Given problem
Each entry below should be echoed exactly, with pictures omitted.

Stored entries
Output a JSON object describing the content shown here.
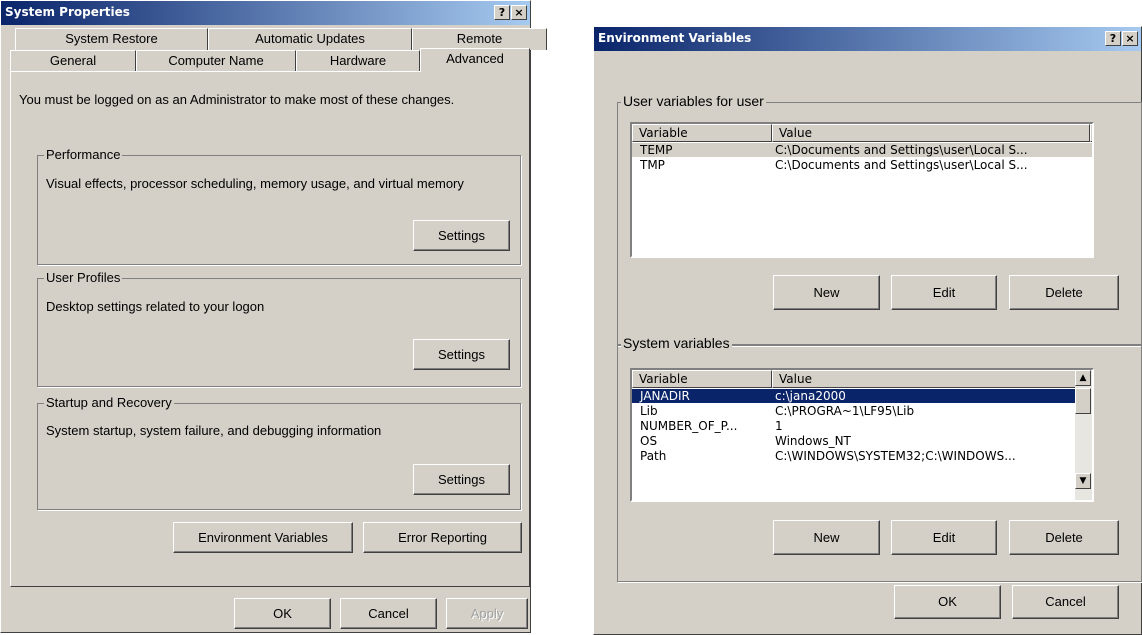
{
  "system_properties": {
    "title": "System Properties",
    "help_btn": "?",
    "close_btn": "×",
    "tabs_back": [
      "System Restore",
      "Automatic Updates",
      "Remote"
    ],
    "tabs_front": [
      "General",
      "Computer Name",
      "Hardware",
      "Advanced"
    ],
    "notice": "You must be logged on as an Administrator to make most of these changes.",
    "performance": {
      "legend": "Performance",
      "description": "Visual effects, processor scheduling, memory usage, and virtual memory",
      "button": "Settings"
    },
    "user_profiles": {
      "legend": "User Profiles",
      "description": "Desktop settings related to your logon",
      "button": "Settings"
    },
    "startup_recovery": {
      "legend": "Startup and Recovery",
      "description": "System startup, system failure, and debugging information",
      "button": "Settings"
    },
    "env_vars_button": "Environment Variables",
    "error_reporting_button": "Error Reporting",
    "ok": "OK",
    "cancel": "Cancel",
    "apply": "Apply"
  },
  "environment_variables": {
    "title": "Environment Variables",
    "help_btn": "?",
    "close_btn": "×",
    "user_group": {
      "legend": "User variables for user",
      "headers": [
        "Variable",
        "Value"
      ],
      "rows": [
        {
          "variable": "TEMP",
          "value": "C:\\Documents and Settings\\user\\Local S..."
        },
        {
          "variable": "TMP",
          "value": "C:\\Documents and Settings\\user\\Local S..."
        }
      ],
      "new": "New",
      "edit": "Edit",
      "delete": "Delete"
    },
    "system_group": {
      "legend": "System variables",
      "headers": [
        "Variable",
        "Value"
      ],
      "rows": [
        {
          "variable": "JANADIR",
          "value": "c:\\jana2000"
        },
        {
          "variable": "Lib",
          "value": "C:\\PROGRA~1\\LF95\\Lib"
        },
        {
          "variable": "NUMBER_OF_P...",
          "value": "1"
        },
        {
          "variable": "OS",
          "value": "Windows_NT"
        },
        {
          "variable": "Path",
          "value": "C:\\WINDOWS\\SYSTEM32;C:\\WINDOWS..."
        }
      ],
      "scroll_up": "▲",
      "scroll_down": "▼",
      "new": "New",
      "edit": "Edit",
      "delete": "Delete"
    },
    "ok": "OK",
    "cancel": "Cancel"
  }
}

Expected answer
Output a JSON object describing the content shown here.
{
  "system_properties": {
    "title": "System Properties",
    "help_btn": "?",
    "close_btn": "×",
    "tabs_back": [
      "System Restore",
      "Automatic Updates",
      "Remote"
    ],
    "tabs_front": [
      "General",
      "Computer Name",
      "Hardware",
      "Advanced"
    ],
    "notice": "You must be logged on as an Administrator to make most of these changes.",
    "performance": {
      "legend": "Performance",
      "description": "Visual effects, processor scheduling, memory usage, and virtual memory",
      "button": "Settings"
    },
    "user_profiles": {
      "legend": "User Profiles",
      "description": "Desktop settings related to your logon",
      "button": "Settings"
    },
    "startup_recovery": {
      "legend": "Startup and Recovery",
      "description": "System startup, system failure, and debugging information",
      "button": "Settings"
    },
    "env_vars_button": "Environment Variables",
    "error_reporting_button": "Error Reporting",
    "ok": "OK",
    "cancel": "Cancel",
    "apply": "Apply"
  },
  "environment_variables": {
    "title": "Environment Variables",
    "help_btn": "?",
    "close_btn": "×",
    "user_group": {
      "legend": "User variables for user",
      "headers": [
        "Variable",
        "Value"
      ],
      "rows": [
        {
          "variable": "TEMP",
          "value": "C:\\Documents and Settings\\user\\Local S..."
        },
        {
          "variable": "TMP",
          "value": "C:\\Documents and Settings\\user\\Local S..."
        }
      ],
      "new": "New",
      "edit": "Edit",
      "delete": "Delete"
    },
    "system_group": {
      "legend": "System variables",
      "headers": [
        "Variable",
        "Value"
      ],
      "rows": [
        {
          "variable": "JANADIR",
          "value": "c:\\jana2000"
        },
        {
          "variable": "Lib",
          "value": "C:\\PROGRA~1\\LF95\\Lib"
        },
        {
          "variable": "NUMBER_OF_P...",
          "value": "1"
        },
        {
          "variable": "OS",
          "value": "Windows_NT"
        },
        {
          "variable": "Path",
          "value": "C:\\WINDOWS\\SYSTEM32;C:\\WINDOWS..."
        }
      ],
      "scroll_up": "▲",
      "scroll_down": "▼",
      "new": "New",
      "edit": "Edit",
      "delete": "Delete"
    },
    "ok": "OK",
    "cancel": "Cancel"
  }
}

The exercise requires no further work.